Dataset extract:
################

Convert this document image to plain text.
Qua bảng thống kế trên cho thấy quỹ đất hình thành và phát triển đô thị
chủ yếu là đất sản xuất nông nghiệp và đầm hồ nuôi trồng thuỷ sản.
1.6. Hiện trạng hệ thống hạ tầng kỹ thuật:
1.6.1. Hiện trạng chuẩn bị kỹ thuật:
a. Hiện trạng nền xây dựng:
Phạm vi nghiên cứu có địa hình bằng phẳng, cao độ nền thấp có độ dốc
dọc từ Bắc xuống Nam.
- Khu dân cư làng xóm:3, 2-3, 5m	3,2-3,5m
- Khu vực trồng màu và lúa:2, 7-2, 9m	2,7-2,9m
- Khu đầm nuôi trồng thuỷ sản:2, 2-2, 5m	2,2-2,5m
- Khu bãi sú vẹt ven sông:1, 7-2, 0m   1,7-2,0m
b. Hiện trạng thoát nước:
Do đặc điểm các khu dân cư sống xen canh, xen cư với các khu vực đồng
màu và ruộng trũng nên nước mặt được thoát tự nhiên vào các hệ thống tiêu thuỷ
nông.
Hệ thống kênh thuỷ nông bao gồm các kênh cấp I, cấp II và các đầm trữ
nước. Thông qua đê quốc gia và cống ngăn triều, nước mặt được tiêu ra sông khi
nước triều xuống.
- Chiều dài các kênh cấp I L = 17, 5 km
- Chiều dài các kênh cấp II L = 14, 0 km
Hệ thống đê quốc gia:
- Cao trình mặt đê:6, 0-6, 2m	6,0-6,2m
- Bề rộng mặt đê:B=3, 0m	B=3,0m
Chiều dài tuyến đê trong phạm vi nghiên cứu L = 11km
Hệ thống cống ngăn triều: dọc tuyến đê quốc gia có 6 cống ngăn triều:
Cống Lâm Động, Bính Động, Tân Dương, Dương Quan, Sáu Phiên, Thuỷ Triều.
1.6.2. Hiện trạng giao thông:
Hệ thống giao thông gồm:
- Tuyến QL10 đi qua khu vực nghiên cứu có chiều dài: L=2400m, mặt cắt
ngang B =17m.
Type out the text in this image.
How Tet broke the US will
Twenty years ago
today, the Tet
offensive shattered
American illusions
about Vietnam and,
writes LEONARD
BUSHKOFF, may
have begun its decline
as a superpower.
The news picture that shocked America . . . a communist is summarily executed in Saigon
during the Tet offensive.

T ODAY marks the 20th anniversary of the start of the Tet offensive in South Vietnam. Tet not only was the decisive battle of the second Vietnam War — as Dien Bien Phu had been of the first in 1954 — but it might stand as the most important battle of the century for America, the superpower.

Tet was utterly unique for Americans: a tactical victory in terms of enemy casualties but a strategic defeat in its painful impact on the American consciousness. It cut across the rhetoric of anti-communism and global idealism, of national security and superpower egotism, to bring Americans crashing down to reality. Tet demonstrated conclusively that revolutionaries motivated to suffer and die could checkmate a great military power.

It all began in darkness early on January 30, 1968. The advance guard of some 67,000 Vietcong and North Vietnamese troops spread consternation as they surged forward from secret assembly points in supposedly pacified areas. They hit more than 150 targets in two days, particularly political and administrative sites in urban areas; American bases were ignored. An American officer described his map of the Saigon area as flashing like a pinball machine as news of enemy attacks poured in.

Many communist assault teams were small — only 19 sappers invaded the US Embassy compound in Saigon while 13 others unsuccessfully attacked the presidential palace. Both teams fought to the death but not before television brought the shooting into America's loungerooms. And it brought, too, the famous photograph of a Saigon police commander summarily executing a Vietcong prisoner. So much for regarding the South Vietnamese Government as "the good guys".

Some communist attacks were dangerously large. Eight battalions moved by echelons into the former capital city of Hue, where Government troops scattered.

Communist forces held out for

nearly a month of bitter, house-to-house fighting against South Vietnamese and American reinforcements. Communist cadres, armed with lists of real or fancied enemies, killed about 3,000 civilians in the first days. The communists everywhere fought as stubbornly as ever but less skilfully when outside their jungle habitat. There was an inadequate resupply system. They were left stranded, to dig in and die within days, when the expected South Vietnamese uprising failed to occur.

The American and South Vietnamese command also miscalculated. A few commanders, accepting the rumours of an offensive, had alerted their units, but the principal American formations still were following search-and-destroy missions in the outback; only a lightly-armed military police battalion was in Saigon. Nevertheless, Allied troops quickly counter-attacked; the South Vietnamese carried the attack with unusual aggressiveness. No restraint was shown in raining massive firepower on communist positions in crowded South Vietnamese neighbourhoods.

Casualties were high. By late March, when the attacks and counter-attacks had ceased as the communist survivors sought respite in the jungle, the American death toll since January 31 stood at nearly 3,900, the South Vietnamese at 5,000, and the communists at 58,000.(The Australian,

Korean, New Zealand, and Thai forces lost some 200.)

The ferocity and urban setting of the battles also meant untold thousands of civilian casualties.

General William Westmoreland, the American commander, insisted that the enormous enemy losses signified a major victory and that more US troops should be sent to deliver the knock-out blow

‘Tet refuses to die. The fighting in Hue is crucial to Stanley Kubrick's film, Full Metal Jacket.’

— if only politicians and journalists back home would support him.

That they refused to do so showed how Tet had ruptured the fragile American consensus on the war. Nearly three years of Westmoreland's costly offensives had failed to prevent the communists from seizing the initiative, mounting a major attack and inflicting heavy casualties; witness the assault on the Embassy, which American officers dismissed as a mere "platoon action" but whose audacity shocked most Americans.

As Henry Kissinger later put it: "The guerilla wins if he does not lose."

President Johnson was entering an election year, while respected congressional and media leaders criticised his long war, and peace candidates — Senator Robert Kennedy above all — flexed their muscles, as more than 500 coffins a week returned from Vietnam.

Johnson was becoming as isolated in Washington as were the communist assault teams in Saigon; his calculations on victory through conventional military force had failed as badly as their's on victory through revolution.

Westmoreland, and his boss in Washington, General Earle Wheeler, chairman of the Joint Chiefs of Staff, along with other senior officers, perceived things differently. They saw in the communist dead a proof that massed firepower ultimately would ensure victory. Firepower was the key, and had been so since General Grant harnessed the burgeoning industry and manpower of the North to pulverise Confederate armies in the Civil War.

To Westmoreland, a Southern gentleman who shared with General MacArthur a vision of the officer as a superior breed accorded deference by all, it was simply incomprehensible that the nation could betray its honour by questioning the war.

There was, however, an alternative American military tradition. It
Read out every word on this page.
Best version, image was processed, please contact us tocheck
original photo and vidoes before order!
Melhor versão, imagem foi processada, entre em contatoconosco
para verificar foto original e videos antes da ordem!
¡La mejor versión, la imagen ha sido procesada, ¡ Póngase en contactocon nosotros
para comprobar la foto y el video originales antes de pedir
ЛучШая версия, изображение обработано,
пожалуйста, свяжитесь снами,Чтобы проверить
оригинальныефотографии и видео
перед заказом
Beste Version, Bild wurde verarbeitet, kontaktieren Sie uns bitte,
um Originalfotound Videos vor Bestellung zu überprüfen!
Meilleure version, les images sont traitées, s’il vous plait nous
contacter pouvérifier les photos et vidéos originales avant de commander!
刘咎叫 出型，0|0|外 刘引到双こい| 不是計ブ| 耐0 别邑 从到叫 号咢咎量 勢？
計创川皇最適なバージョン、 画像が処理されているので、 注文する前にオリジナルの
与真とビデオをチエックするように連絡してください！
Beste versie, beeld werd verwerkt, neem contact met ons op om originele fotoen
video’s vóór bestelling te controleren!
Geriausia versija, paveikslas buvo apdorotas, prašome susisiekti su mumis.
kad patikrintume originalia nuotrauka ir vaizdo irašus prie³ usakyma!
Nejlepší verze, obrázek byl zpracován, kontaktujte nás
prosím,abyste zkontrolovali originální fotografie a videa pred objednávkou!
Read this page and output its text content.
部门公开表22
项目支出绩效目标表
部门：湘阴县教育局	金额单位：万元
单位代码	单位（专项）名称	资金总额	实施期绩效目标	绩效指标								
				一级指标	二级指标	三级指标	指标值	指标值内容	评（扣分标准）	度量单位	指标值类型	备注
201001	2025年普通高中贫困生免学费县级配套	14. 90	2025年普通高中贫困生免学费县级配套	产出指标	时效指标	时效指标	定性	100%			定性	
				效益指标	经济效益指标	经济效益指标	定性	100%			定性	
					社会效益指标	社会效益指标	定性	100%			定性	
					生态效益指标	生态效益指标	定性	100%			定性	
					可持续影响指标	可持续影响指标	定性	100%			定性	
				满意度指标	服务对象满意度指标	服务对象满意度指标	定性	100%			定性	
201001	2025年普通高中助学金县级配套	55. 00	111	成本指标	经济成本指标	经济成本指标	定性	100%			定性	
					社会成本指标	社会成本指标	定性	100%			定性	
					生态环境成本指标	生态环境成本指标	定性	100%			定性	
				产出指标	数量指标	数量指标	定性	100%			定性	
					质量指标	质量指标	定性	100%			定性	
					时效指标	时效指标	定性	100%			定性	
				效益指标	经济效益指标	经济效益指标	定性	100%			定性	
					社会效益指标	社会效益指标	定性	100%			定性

################

Isolate the lines that hold the word "được" and copy all of them.

màu và ruộng trũng nên nước mặt được thoát tự nhiên vào các hệ thống tiêu thuỷ
nước. Thông qua đê quốc gia và cống ngăn triều, nước mặt được tiêu ra sông khi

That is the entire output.